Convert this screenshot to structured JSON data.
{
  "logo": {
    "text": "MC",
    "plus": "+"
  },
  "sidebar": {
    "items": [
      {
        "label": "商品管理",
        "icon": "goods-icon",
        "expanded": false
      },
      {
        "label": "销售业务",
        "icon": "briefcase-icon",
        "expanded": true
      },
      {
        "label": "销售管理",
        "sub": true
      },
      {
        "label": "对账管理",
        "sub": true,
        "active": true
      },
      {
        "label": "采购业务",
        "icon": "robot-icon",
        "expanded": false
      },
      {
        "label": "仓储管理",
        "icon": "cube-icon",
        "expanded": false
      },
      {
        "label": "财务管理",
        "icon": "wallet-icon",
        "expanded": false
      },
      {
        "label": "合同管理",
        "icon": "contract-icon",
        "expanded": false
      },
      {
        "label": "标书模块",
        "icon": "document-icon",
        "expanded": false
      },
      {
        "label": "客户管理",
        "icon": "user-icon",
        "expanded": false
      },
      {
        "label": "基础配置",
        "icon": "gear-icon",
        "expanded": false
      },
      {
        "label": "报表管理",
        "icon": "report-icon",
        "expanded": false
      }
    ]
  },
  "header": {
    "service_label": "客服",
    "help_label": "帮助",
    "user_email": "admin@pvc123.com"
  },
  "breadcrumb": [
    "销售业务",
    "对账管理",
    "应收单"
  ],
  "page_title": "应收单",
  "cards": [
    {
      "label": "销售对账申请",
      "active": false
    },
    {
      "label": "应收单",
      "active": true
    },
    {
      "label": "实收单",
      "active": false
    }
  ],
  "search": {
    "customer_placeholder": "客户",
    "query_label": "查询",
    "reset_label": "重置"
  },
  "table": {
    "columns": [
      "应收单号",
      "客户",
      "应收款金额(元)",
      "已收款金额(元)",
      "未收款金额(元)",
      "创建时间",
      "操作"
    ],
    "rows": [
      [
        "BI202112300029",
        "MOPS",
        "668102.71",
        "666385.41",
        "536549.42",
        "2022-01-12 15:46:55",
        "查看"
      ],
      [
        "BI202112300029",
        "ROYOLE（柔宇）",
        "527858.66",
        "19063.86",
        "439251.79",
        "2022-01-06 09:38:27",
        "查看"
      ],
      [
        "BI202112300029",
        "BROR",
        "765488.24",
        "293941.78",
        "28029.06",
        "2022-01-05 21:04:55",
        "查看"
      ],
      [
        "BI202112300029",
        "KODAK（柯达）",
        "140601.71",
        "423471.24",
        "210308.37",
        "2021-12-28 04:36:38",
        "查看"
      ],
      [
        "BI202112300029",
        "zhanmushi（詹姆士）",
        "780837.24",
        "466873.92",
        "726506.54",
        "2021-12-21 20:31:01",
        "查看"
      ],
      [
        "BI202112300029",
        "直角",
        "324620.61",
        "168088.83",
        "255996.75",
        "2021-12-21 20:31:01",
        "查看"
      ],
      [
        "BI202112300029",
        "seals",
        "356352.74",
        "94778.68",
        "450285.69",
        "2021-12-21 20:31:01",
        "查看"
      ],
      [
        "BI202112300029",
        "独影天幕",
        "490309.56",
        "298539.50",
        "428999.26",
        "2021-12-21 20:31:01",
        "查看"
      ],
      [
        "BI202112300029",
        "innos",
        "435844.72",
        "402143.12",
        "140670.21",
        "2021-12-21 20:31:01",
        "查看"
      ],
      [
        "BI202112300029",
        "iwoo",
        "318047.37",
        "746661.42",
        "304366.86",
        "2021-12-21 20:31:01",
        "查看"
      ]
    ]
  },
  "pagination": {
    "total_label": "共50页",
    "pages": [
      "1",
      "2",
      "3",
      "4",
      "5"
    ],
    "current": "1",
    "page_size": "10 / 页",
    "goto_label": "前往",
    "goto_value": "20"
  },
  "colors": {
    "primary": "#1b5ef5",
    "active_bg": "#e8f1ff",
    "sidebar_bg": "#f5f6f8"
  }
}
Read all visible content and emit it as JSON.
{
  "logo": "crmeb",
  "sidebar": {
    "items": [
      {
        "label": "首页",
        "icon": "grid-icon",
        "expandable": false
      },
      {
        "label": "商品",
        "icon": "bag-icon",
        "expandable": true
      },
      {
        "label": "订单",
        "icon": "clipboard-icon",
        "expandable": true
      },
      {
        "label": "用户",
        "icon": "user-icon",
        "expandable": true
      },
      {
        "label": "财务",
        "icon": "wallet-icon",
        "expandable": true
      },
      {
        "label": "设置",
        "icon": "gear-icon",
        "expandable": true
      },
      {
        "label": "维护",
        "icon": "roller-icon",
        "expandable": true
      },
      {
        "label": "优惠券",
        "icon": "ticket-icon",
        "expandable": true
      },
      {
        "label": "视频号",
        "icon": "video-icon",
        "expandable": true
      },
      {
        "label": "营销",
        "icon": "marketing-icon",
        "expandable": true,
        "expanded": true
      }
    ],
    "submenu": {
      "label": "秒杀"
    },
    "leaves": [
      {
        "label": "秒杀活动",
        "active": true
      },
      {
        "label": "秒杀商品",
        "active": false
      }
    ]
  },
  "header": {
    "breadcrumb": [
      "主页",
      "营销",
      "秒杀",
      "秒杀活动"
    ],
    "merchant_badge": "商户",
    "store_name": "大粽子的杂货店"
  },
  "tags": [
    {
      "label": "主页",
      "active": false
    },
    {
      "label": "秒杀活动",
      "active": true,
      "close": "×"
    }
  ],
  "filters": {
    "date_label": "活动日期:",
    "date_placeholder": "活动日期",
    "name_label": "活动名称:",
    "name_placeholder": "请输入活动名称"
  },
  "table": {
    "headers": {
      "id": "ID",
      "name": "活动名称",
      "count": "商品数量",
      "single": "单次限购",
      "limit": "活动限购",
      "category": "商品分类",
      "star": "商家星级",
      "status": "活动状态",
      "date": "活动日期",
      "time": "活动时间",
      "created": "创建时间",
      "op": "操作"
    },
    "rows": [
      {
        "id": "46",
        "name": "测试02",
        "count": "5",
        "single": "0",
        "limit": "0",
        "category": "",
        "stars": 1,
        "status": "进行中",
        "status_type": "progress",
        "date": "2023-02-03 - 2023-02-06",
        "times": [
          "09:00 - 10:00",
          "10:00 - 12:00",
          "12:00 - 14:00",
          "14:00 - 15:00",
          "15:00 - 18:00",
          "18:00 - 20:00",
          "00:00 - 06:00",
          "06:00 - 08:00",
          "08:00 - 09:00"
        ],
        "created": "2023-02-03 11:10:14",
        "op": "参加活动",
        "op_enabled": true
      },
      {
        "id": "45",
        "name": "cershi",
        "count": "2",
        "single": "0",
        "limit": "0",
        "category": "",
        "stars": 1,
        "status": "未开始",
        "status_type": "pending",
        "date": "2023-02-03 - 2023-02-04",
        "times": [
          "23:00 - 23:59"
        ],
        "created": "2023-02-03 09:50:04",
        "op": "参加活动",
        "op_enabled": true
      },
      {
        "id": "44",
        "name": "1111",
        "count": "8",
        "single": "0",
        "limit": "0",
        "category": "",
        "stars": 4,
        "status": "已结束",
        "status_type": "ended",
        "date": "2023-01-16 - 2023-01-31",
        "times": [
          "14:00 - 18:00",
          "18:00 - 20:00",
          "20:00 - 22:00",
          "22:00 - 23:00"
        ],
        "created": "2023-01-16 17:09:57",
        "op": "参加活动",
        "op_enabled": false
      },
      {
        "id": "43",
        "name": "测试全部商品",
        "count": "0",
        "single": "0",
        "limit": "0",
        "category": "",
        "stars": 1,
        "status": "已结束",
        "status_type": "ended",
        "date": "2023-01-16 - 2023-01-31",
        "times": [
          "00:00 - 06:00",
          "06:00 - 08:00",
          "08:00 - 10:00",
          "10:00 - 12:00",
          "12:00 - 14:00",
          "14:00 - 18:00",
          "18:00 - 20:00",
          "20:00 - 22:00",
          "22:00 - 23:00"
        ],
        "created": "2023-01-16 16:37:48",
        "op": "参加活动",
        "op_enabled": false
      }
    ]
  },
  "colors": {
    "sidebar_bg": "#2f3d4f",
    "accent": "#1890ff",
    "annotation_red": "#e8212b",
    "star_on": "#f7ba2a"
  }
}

*-*-*

> **STATED EXERCISE**
Which lines in the data above contain "created"? Show each one.

> **RESULT BELOW**
      "created": "创建时间",
        "created": "2023-02-03 11:10:14",
        "created": "2023-02-03 09:50:04",
        "created": "2023-01-16 17:09:57",
        "created": "2023-01-16 16:37:48",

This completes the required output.